## REQUIRED WORK
Reproduce all of the records exactly.

## EXTRACTED RECORDS
------------------------

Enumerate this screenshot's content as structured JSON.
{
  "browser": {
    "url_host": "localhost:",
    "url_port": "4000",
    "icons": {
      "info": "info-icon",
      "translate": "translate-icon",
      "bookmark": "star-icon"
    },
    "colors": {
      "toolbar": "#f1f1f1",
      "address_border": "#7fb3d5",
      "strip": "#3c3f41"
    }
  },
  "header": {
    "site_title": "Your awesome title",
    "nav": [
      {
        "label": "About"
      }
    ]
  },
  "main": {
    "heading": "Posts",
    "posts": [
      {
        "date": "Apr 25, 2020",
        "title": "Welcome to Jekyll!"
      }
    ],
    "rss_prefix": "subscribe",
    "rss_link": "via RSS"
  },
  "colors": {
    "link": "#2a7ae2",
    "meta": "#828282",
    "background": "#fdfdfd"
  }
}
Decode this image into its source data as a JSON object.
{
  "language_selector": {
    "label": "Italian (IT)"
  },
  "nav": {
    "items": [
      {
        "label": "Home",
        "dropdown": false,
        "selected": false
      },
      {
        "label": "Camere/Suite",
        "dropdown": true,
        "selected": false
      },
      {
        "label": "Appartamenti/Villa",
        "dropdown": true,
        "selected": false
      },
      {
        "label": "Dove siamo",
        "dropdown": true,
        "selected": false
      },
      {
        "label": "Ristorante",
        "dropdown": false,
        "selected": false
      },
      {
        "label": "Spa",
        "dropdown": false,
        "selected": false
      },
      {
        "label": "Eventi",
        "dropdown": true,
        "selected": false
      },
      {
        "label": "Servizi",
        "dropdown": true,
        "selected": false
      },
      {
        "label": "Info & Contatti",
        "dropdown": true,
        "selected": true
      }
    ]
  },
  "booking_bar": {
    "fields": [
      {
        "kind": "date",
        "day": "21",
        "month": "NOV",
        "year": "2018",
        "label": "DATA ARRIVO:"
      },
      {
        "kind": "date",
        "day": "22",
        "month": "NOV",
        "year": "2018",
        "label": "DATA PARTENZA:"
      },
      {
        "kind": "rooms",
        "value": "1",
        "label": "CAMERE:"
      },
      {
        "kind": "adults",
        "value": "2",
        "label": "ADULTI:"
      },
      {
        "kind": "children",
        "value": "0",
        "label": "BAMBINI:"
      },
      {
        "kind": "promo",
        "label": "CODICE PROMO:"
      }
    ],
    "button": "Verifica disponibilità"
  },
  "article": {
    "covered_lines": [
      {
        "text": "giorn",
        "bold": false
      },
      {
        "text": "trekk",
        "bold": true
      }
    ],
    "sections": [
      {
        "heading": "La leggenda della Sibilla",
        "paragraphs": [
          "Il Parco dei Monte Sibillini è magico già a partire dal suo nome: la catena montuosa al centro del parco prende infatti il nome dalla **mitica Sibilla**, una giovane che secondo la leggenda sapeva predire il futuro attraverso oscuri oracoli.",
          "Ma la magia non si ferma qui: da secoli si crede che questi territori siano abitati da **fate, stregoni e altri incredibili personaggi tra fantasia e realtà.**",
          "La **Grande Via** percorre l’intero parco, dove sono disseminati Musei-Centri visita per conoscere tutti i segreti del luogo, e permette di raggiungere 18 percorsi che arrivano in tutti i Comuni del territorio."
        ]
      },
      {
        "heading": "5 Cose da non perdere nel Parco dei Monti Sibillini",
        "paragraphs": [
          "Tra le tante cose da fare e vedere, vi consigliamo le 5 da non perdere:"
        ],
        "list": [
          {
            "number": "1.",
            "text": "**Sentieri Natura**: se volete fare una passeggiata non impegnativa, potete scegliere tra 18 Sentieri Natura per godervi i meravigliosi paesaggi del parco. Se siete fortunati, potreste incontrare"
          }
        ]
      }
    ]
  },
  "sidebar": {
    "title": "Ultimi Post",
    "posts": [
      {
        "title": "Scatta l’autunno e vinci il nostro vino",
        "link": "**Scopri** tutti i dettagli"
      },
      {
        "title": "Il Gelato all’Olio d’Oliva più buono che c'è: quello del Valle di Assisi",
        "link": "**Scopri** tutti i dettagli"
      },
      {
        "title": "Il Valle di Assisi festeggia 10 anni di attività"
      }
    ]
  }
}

------------------------

## TASK RESPONSE
Enumerate this screenshot's content as structured JSON.
{
  "browser": {
    "url_host": "localhost:",
    "url_port": "4000",
    "icons": {
      "info": "info-icon",
      "translate": "translate-icon",
      "bookmark": "star-icon"
    },
    "colors": {
      "toolbar": "#f1f1f1",
      "address_border": "#7fb3d5",
      "strip": "#3c3f41"
    }
  },
  "header": {
    "site_title": "Your awesome title",
    "nav": [
      {
        "label": "About"
      }
    ]
  },
  "main": {
    "heading": "Posts",
    "posts": [
      {
        "date": "Apr 25, 2020",
        "title": "Welcome to Jekyll!"
      }
    ],
    "rss_prefix": "subscribe",
    "rss_link": "via RSS"
  },
  "colors": {
    "link": "#2a7ae2",
    "meta": "#828282",
    "background": "#fdfdfd"
  }
}
Decode this image into its source data as a JSON object.
{
  "language_selector": {
    "label": "Italian (IT)"
  },
  "nav": {
    "items": [
      {
        "label": "Home",
        "dropdown": false,
        "selected": false
      },
      {
        "label": "Camere/Suite",
        "dropdown": true,
        "selected": false
      },
      {
        "label": "Appartamenti/Villa",
        "dropdown": true,
        "selected": false
      },
      {
        "label": "Dove siamo",
        "dropdown": true,
        "selected": false
      },
      {
        "label": "Ristorante",
        "dropdown": false,
        "selected": false
      },
      {
        "label": "Spa",
        "dropdown": false,
        "selected": false
      },
      {
        "label": "Eventi",
        "dropdown": true,
        "selected": false
      },
      {
        "label": "Servizi",
        "dropdown": true,
        "selected": false
      },
      {
        "label": "Info & Contatti",
        "dropdown": true,
        "selected": true
      }
    ]
  },
  "booking_bar": {
    "fields": [
      {
        "kind": "date",
        "day": "21",
        "month": "NOV",
        "year": "2018",
        "label": "DATA ARRIVO:"
      },
      {
        "kind": "date",
        "day": "22",
        "month": "NOV",
        "year": "2018",
        "label": "DATA PARTENZA:"
      },
      {
        "kind": "rooms",
        "value": "1",
        "label": "CAMERE:"
      },
      {
        "kind": "adults",
        "value": "2",
        "label": "ADULTI:"
      },
      {
        "kind": "children",
        "value": "0",
        "label": "BAMBINI:"
      },
      {
        "kind": "promo",
        "label": "CODICE PROMO:"
      }
    ],
    "button": "Verifica disponibilità"
  },
  "article": {
    "covered_lines": [
      {
        "text": "giorn",
        "bold": false
      },
      {
        "text": "trekk",
        "bold": true
      }
    ],
    "sections": [
      {
        "heading": "La leggenda della Sibilla",
        "paragraphs": [
          "Il Parco dei Monte Sibillini è magico già a partire dal suo nome: la catena montuosa al centro del parco prende infatti il nome dalla **mitica Sibilla**, una giovane che secondo la leggenda sapeva predire il futuro attraverso oscuri oracoli.",
          "Ma la magia non si ferma qui: da secoli si crede che questi territori siano abitati da **fate, stregoni e altri incredibili personaggi tra fantasia e realtà.**",
          "La **Grande Via** percorre l’intero parco, dove sono disseminati Musei-Centri visita per conoscere tutti i segreti del luogo, e permette di raggiungere 18 percorsi che arrivano in tutti i Comuni del territorio."
        ]
      },
      {
        "heading": "5 Cose da non perdere nel Parco dei Monti Sibillini",
        "paragraphs": [
          "Tra le tante cose da fare e vedere, vi consigliamo le 5 da non perdere:"
        ],
        "list": [
          {
            "number": "1.",
            "text": "**Sentieri Natura**: se volete fare una passeggiata non impegnativa, potete scegliere tra 18 Sentieri Natura per godervi i meravigliosi paesaggi del parco. Se siete fortunati, potreste incontrare"
          }
        ]
      }
    ]
  },
  "sidebar": {
    "title": "Ultimi Post",
    "posts": [
      {
        "title": "Scatta l’autunno e vinci il nostro vino",
        "link": "**Scopri** tutti i dettagli"
      },
      {
        "title": "Il Gelato all’Olio d’Oliva più buono che c'è: quello del Valle di Assisi",
        "link": "**Scopri** tutti i dettagli"
      },
      {
        "title": "Il Valle di Assisi festeggia 10 anni di attività"
      }
    ]
  }
}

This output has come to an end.